Listed records:
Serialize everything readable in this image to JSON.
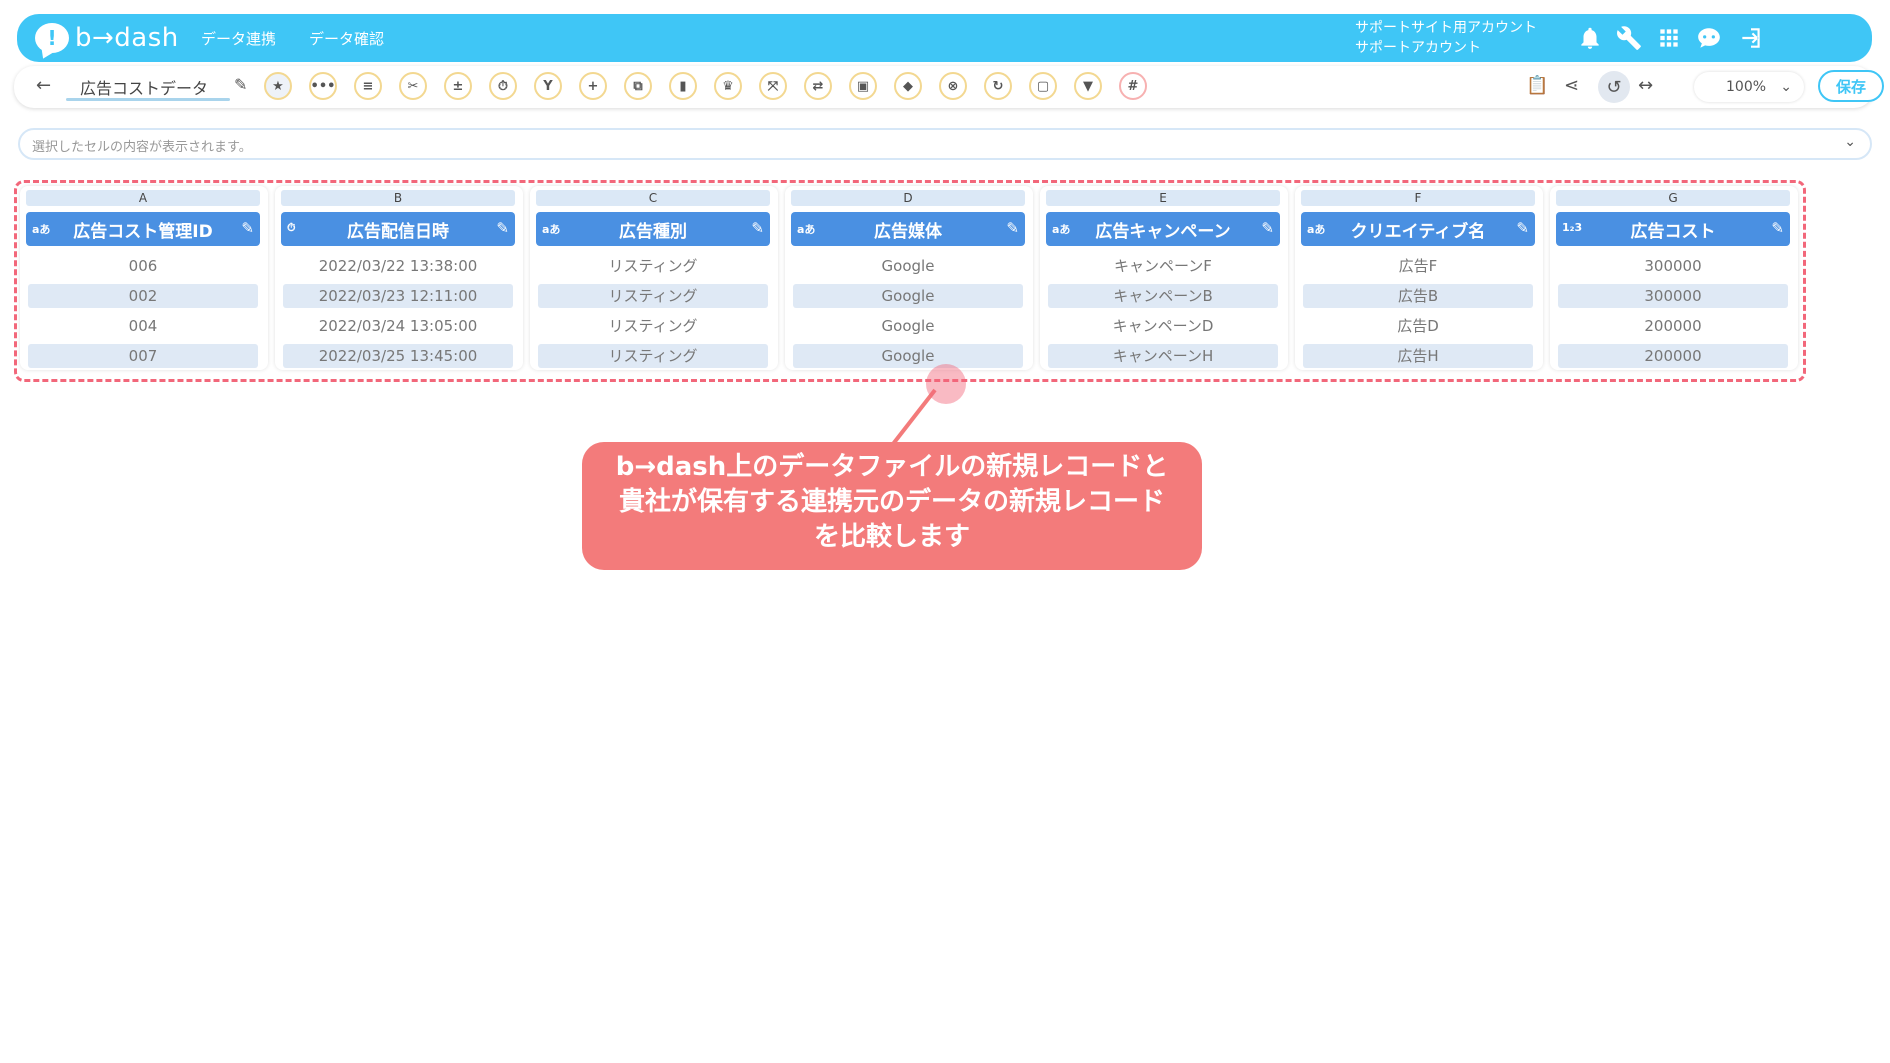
{
  "header": {
    "logo_text": "b→dash",
    "nav": [
      "データ連携",
      "データ確認"
    ],
    "account_line1": "サポートサイト用アカウント",
    "account_line2": "サポートアカウント",
    "icons": [
      "bell-icon",
      "wrench-icon",
      "apps-grid-icon",
      "support-chat-icon",
      "logout-icon"
    ]
  },
  "toolbar": {
    "back": "←",
    "title": "広告コストデータ",
    "zoom": "100%",
    "save_label": "保存",
    "tool_icons": [
      "star-icon",
      "more-icon",
      "list-icon",
      "scissors-icon",
      "formula-icon",
      "timer-icon",
      "merge-icon",
      "plus-icon",
      "copy-icon",
      "trash-icon",
      "crown-icon",
      "compress-icon",
      "loop-icon",
      "lock-icon",
      "package-icon",
      "cancel-icon",
      "refresh-icon",
      "frame-icon",
      "filter-icon",
      "grid-icon"
    ]
  },
  "cellbar": {
    "placeholder": "選択したセルの内容が表示されます。"
  },
  "columns": [
    {
      "letter": "A",
      "type": "aあ",
      "name": "広告コスト管理ID",
      "values": [
        "006",
        "002",
        "004",
        "007"
      ]
    },
    {
      "letter": "B",
      "type": "⏱",
      "name": "広告配信日時",
      "values": [
        "2022/03/22 13:38:00",
        "2022/03/23 12:11:00",
        "2022/03/24 13:05:00",
        "2022/03/25 13:45:00"
      ]
    },
    {
      "letter": "C",
      "type": "aあ",
      "name": "広告種別",
      "values": [
        "リスティング",
        "リスティング",
        "リスティング",
        "リスティング"
      ]
    },
    {
      "letter": "D",
      "type": "aあ",
      "name": "広告媒体",
      "values": [
        "Google",
        "Google",
        "Google",
        "Google"
      ]
    },
    {
      "letter": "E",
      "type": "aあ",
      "name": "広告キャンペーン",
      "values": [
        "キャンペーンF",
        "キャンペーンB",
        "キャンペーンD",
        "キャンペーンH"
      ]
    },
    {
      "letter": "F",
      "type": "aあ",
      "name": "クリエイティブ名",
      "values": [
        "広告F",
        "広告B",
        "広告D",
        "広告H"
      ]
    },
    {
      "letter": "G",
      "type": "1₂3",
      "name": "広告コスト",
      "values": [
        "300000",
        "300000",
        "200000",
        "200000"
      ]
    }
  ],
  "callout": {
    "line1": "b→dash上のデータファイルの新規レコードと",
    "line2": "貴社が保有する連携元のデータの新規レコード",
    "line3": "を比較します"
  },
  "colors": {
    "header_bg": "#3fc6f6",
    "column_header": "#4a90e2",
    "annotation": "#f37b7b"
  }
}
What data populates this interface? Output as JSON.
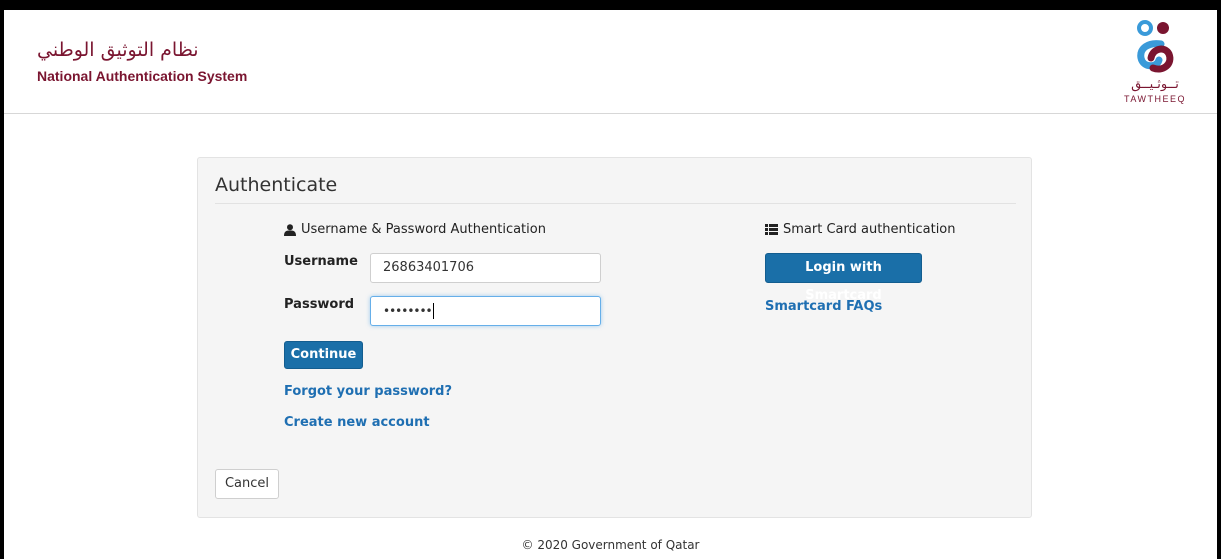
{
  "header": {
    "system_name_ar": "نظام التوثيق الوطني",
    "system_name_en": "National Authentication System",
    "logo_ar": "تــوثـيــق",
    "logo_en": "TAWTHEEQ"
  },
  "panel": {
    "title": "Authenticate",
    "userpass": {
      "heading": "Username & Password Authentication",
      "icon": "user-icon",
      "username_label": "Username",
      "username_value": "26863401706",
      "password_label": "Password",
      "password_masked": "••••••••",
      "continue_label": "Continue",
      "forgot_link": "Forgot your password?",
      "create_link": "Create new account"
    },
    "smartcard": {
      "heading": "Smart Card authentication",
      "icon": "list-icon",
      "login_button": "Login with Smartcard",
      "faq_link": "Smartcard FAQs"
    },
    "cancel_label": "Cancel"
  },
  "footer": {
    "copyright": "© 2020 Government of Qatar"
  },
  "colors": {
    "brand": "#7a1530",
    "accent_blue": "#1a6fa8",
    "logo_blue": "#3a9ad9",
    "link": "#1f6fb2"
  }
}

Task:
Quote exactly the lines from the line that contains "What data populates" through the last line of the listing, please, leaving out all pictures.

Reply to the task:
What data populates this interface? Output as JSON.
{
  "header": {
    "system_name_ar": "نظام التوثيق الوطني",
    "system_name_en": "National Authentication System",
    "logo_ar": "تــوثـيــق",
    "logo_en": "TAWTHEEQ"
  },
  "panel": {
    "title": "Authenticate",
    "userpass": {
      "heading": "Username & Password Authentication",
      "icon": "user-icon",
      "username_label": "Username",
      "username_value": "26863401706",
      "password_label": "Password",
      "password_masked": "••••••••",
      "continue_label": "Continue",
      "forgot_link": "Forgot your password?",
      "create_link": "Create new account"
    },
    "smartcard": {
      "heading": "Smart Card authentication",
      "icon": "list-icon",
      "login_button": "Login with Smartcard",
      "faq_link": "Smartcard FAQs"
    },
    "cancel_label": "Cancel"
  },
  "footer": {
    "copyright": "© 2020 Government of Qatar"
  },
  "colors": {
    "brand": "#7a1530",
    "accent_blue": "#1a6fa8",
    "logo_blue": "#3a9ad9",
    "link": "#1f6fb2"
  }
}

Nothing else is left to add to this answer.